**WHAT THE EXERCISE ASKS:**
Select, from the data, each line where "Промокод" occurs.

**AVAILABLE RECORDS:**
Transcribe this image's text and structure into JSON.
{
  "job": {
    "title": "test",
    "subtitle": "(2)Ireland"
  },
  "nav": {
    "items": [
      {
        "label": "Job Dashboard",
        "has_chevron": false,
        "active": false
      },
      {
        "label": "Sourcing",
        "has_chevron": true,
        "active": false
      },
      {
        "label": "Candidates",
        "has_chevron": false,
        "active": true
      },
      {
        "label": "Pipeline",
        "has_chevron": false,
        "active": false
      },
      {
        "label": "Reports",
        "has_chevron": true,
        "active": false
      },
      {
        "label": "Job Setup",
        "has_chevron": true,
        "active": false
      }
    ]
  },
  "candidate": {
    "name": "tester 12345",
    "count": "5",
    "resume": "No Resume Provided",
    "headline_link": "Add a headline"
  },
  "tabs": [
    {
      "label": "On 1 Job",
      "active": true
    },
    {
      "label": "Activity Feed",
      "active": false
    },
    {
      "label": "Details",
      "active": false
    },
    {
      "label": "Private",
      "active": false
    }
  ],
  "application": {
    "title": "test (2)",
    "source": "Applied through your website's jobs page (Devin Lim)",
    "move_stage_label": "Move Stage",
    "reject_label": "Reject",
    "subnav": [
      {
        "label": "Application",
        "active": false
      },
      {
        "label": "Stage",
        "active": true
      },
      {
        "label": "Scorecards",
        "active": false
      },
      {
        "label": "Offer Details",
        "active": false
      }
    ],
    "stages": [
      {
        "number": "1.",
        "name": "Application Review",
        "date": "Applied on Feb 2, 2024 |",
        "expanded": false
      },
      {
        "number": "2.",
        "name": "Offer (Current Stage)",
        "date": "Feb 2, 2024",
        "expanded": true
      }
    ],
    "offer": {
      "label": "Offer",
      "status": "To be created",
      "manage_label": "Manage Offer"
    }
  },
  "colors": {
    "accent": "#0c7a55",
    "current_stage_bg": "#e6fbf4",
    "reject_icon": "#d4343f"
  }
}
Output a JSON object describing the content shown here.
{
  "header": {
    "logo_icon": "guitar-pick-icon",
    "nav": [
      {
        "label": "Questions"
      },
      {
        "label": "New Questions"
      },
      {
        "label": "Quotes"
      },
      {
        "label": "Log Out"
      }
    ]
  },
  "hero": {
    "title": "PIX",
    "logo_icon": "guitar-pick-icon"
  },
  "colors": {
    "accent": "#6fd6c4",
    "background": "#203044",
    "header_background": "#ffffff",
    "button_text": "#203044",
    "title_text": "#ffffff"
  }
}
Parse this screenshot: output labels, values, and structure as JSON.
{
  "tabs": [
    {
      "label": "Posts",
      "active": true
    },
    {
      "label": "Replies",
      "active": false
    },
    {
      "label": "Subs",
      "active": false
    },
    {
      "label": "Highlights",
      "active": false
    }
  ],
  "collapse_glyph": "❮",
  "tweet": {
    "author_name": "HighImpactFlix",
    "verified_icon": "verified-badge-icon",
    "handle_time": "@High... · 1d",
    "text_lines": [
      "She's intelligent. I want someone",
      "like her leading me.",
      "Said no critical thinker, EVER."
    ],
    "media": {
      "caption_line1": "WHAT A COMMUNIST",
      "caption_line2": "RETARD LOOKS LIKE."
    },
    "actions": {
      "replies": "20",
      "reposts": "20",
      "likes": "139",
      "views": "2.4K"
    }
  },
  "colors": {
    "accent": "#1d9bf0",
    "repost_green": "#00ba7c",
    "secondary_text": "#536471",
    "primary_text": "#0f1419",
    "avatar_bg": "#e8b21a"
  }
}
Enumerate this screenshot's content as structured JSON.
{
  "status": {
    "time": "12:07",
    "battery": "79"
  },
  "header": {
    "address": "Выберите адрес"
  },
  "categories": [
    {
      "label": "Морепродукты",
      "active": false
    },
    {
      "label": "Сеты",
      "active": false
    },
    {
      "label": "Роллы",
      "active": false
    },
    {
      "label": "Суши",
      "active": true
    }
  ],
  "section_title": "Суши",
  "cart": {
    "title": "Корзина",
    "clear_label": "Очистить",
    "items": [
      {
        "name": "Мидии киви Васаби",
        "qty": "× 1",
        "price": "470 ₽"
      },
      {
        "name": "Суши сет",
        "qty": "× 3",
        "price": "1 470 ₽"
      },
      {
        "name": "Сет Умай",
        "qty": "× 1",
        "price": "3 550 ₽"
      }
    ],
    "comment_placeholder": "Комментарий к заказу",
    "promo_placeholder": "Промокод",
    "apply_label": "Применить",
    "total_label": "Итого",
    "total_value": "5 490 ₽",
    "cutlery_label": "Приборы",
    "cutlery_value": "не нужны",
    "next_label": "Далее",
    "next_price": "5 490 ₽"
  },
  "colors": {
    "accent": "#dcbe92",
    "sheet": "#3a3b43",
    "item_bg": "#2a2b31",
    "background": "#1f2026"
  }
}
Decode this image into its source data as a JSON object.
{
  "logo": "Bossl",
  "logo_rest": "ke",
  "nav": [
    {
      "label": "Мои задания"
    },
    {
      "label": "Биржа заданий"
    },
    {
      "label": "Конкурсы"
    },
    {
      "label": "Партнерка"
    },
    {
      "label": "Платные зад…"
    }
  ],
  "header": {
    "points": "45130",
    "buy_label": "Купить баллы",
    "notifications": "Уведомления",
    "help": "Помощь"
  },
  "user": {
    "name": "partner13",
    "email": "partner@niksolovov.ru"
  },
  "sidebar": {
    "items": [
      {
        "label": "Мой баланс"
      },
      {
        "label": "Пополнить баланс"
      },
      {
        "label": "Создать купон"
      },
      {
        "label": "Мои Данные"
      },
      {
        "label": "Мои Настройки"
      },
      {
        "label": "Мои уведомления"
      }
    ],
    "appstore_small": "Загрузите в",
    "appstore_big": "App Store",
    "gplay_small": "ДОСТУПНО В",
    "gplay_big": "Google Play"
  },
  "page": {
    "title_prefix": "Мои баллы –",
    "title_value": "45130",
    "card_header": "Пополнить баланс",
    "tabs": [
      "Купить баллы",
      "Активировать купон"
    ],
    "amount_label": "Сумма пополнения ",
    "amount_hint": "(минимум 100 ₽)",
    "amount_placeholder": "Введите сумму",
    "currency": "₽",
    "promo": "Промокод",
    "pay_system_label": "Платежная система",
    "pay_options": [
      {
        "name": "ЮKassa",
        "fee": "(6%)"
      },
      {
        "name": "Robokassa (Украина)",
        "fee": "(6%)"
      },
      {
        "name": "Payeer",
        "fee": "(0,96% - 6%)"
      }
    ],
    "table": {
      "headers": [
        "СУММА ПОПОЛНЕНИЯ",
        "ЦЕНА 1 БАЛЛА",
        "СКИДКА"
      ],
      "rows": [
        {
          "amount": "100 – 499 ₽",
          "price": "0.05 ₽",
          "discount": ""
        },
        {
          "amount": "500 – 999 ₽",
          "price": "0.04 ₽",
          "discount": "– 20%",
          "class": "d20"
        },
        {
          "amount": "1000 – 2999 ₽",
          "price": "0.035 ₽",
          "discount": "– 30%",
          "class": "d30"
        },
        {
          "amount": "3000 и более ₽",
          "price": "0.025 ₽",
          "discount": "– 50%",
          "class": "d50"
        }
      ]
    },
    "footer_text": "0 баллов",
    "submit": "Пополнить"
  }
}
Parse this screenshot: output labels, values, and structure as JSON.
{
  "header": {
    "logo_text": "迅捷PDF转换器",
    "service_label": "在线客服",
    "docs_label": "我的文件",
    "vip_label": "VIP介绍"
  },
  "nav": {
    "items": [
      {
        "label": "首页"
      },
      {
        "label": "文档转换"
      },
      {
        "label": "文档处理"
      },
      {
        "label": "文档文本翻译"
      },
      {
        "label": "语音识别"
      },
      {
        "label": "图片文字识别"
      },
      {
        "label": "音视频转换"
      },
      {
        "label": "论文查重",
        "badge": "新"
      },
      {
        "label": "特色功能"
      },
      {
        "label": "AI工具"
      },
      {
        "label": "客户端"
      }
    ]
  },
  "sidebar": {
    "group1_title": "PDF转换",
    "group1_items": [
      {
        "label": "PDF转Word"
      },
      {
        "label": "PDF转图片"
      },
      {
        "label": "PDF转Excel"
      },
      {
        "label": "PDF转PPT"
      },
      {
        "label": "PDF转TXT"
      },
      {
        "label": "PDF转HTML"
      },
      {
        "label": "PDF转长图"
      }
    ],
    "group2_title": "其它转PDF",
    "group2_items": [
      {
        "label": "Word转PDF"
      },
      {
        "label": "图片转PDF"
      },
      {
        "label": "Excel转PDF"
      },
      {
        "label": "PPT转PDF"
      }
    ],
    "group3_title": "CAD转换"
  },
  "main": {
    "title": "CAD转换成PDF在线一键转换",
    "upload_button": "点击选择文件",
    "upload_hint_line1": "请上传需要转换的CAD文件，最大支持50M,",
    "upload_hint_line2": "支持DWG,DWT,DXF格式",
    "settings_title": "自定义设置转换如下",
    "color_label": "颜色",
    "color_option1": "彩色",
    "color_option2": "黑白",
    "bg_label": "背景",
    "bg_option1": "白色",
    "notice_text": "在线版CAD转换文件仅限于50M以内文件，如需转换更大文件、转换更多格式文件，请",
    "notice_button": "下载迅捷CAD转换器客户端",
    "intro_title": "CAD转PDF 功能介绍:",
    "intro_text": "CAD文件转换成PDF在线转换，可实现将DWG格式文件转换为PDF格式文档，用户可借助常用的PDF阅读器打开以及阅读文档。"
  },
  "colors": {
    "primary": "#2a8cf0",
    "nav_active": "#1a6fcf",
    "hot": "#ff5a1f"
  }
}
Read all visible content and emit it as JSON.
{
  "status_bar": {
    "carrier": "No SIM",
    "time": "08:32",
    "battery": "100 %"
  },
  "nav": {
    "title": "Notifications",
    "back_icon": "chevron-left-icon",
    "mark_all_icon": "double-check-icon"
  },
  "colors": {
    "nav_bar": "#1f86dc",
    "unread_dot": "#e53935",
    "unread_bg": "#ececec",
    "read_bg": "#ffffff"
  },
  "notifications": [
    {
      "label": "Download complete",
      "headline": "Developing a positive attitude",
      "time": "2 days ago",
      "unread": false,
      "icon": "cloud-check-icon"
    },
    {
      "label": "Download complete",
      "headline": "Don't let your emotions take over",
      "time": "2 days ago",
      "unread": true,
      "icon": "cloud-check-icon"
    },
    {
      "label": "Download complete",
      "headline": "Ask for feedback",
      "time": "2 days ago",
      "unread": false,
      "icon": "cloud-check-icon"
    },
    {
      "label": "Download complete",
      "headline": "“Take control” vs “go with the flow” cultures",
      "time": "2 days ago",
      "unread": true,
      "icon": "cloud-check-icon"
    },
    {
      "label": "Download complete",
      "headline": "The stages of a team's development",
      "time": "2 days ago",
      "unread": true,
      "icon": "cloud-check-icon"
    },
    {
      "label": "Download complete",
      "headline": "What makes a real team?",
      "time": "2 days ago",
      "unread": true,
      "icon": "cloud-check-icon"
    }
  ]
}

**RESPONSE BELOW:**
    "promo_placeholder": "Промокод",
    "promo": "Промокод",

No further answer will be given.